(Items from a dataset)
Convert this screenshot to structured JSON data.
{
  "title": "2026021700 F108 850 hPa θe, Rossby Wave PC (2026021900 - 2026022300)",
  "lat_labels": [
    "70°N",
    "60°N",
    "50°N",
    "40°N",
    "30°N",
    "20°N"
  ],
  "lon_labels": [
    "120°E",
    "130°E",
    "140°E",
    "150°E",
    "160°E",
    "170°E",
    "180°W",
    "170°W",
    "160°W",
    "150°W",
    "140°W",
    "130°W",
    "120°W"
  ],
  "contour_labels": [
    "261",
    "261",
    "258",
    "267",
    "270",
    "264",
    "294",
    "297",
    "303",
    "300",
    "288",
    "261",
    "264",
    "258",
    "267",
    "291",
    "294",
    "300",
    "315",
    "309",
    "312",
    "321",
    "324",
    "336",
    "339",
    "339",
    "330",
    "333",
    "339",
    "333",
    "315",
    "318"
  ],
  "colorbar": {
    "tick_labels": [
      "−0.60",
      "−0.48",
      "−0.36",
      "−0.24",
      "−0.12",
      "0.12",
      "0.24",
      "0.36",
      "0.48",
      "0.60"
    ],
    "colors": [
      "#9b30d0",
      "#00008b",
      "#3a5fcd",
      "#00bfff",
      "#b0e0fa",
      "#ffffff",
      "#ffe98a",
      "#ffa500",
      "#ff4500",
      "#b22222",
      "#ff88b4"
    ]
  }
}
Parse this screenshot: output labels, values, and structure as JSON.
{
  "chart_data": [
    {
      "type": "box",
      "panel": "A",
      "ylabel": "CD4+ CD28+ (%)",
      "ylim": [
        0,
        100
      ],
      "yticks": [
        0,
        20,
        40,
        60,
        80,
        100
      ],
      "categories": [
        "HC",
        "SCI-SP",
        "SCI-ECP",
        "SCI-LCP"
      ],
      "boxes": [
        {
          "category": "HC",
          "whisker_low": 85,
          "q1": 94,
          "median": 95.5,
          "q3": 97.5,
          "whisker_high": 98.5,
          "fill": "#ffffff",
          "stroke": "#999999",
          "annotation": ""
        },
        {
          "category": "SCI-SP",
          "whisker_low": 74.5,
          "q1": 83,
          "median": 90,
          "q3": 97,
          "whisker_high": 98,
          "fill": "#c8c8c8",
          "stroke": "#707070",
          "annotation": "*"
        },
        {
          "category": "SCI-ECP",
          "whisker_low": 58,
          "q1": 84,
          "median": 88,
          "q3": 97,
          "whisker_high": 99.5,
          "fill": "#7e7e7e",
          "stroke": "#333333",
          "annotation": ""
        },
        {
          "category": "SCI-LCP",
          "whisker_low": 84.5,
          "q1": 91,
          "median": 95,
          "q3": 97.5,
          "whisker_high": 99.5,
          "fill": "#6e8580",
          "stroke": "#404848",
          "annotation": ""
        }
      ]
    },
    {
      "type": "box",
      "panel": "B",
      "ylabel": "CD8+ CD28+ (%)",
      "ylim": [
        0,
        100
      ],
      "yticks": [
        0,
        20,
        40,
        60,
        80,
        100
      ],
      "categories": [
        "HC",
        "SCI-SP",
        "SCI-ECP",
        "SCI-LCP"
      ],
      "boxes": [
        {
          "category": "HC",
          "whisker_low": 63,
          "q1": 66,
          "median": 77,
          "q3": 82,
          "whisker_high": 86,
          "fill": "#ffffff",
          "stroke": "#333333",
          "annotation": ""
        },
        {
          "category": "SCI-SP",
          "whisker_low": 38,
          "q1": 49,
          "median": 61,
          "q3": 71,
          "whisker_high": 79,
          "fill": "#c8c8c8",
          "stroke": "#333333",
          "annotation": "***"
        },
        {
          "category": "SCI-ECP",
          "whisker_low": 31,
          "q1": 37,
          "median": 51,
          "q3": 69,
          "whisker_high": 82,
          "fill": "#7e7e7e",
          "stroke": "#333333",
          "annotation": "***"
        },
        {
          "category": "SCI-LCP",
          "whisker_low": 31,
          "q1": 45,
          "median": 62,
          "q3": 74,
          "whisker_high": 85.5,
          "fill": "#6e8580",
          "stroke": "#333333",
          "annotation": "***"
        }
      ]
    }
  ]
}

=== Directions ===
Would you restate each of the entries word for word?

=== Answer to the problem ===
Convert this screenshot to structured JSON data.
{
  "title": "2026021700 F108 850 hPa θe, Rossby Wave PC (2026021900 - 2026022300)",
  "lat_labels": [
    "70°N",
    "60°N",
    "50°N",
    "40°N",
    "30°N",
    "20°N"
  ],
  "lon_labels": [
    "120°E",
    "130°E",
    "140°E",
    "150°E",
    "160°E",
    "170°E",
    "180°W",
    "170°W",
    "160°W",
    "150°W",
    "140°W",
    "130°W",
    "120°W"
  ],
  "contour_labels": [
    "261",
    "261",
    "258",
    "267",
    "270",
    "264",
    "294",
    "297",
    "303",
    "300",
    "288",
    "261",
    "264",
    "258",
    "267",
    "291",
    "294",
    "300",
    "315",
    "309",
    "312",
    "321",
    "324",
    "336",
    "339",
    "339",
    "330",
    "333",
    "339",
    "333",
    "315",
    "318"
  ],
  "colorbar": {
    "tick_labels": [
      "−0.60",
      "−0.48",
      "−0.36",
      "−0.24",
      "−0.12",
      "0.12",
      "0.24",
      "0.36",
      "0.48",
      "0.60"
    ],
    "colors": [
      "#9b30d0",
      "#00008b",
      "#3a5fcd",
      "#00bfff",
      "#b0e0fa",
      "#ffffff",
      "#ffe98a",
      "#ffa500",
      "#ff4500",
      "#b22222",
      "#ff88b4"
    ]
  }
}
Parse this screenshot: output labels, values, and structure as JSON.
{
  "chart_data": [
    {
      "type": "box",
      "panel": "A",
      "ylabel": "CD4+ CD28+ (%)",
      "ylim": [
        0,
        100
      ],
      "yticks": [
        0,
        20,
        40,
        60,
        80,
        100
      ],
      "categories": [
        "HC",
        "SCI-SP",
        "SCI-ECP",
        "SCI-LCP"
      ],
      "boxes": [
        {
          "category": "HC",
          "whisker_low": 85,
          "q1": 94,
          "median": 95.5,
          "q3": 97.5,
          "whisker_high": 98.5,
          "fill": "#ffffff",
          "stroke": "#999999",
          "annotation": ""
        },
        {
          "category": "SCI-SP",
          "whisker_low": 74.5,
          "q1": 83,
          "median": 90,
          "q3": 97,
          "whisker_high": 98,
          "fill": "#c8c8c8",
          "stroke": "#707070",
          "annotation": "*"
        },
        {
          "category": "SCI-ECP",
          "whisker_low": 58,
          "q1": 84,
          "median": 88,
          "q3": 97,
          "whisker_high": 99.5,
          "fill": "#7e7e7e",
          "stroke": "#333333",
          "annotation": ""
        },
        {
          "category": "SCI-LCP",
          "whisker_low": 84.5,
          "q1": 91,
          "median": 95,
          "q3": 97.5,
          "whisker_high": 99.5,
          "fill": "#6e8580",
          "stroke": "#404848",
          "annotation": ""
        }
      ]
    },
    {
      "type": "box",
      "panel": "B",
      "ylabel": "CD8+ CD28+ (%)",
      "ylim": [
        0,
        100
      ],
      "yticks": [
        0,
        20,
        40,
        60,
        80,
        100
      ],
      "categories": [
        "HC",
        "SCI-SP",
        "SCI-ECP",
        "SCI-LCP"
      ],
      "boxes": [
        {
          "category": "HC",
          "whisker_low": 63,
          "q1": 66,
          "median": 77,
          "q3": 82,
          "whisker_high": 86,
          "fill": "#ffffff",
          "stroke": "#333333",
          "annotation": ""
        },
        {
          "category": "SCI-SP",
          "whisker_low": 38,
          "q1": 49,
          "median": 61,
          "q3": 71,
          "whisker_high": 79,
          "fill": "#c8c8c8",
          "stroke": "#333333",
          "annotation": "***"
        },
        {
          "category": "SCI-ECP",
          "whisker_low": 31,
          "q1": 37,
          "median": 51,
          "q3": 69,
          "whisker_high": 82,
          "fill": "#7e7e7e",
          "stroke": "#333333",
          "annotation": "***"
        },
        {
          "category": "SCI-LCP",
          "whisker_low": 31,
          "q1": 45,
          "median": 62,
          "q3": 74,
          "whisker_high": 85.5,
          "fill": "#6e8580",
          "stroke": "#333333",
          "annotation": "***"
        }
      ]
    }
  ]
}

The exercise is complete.